**TASK BRIEF**
All of the data that follows needs to be printed again, exactly as it reads.

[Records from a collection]
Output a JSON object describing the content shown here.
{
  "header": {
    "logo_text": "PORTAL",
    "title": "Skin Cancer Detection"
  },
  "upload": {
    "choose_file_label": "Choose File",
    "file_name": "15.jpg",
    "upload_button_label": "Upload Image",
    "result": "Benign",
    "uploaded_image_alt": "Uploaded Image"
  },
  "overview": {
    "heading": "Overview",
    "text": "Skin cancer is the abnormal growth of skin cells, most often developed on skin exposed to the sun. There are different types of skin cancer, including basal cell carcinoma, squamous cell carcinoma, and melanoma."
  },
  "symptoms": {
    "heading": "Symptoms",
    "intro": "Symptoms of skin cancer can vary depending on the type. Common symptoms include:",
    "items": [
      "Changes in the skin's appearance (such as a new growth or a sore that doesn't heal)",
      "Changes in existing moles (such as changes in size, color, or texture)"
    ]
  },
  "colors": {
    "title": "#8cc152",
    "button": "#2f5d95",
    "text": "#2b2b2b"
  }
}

**RESULT FOR THIS TASK**
Output a JSON object describing the content shown here.
{
  "header": {
    "logo_text": "PORTAL",
    "title": "Skin Cancer Detection"
  },
  "upload": {
    "choose_file_label": "Choose File",
    "file_name": "15.jpg",
    "upload_button_label": "Upload Image",
    "result": "Benign",
    "uploaded_image_alt": "Uploaded Image"
  },
  "overview": {
    "heading": "Overview",
    "text": "Skin cancer is the abnormal growth of skin cells, most often developed on skin exposed to the sun. There are different types of skin cancer, including basal cell carcinoma, squamous cell carcinoma, and melanoma."
  },
  "symptoms": {
    "heading": "Symptoms",
    "intro": "Symptoms of skin cancer can vary depending on the type. Common symptoms include:",
    "items": [
      "Changes in the skin's appearance (such as a new growth or a sore that doesn't heal)",
      "Changes in existing moles (such as changes in size, color, or texture)"
    ]
  },
  "colors": {
    "title": "#8cc152",
    "button": "#2f5d95",
    "text": "#2b2b2b"
  }
}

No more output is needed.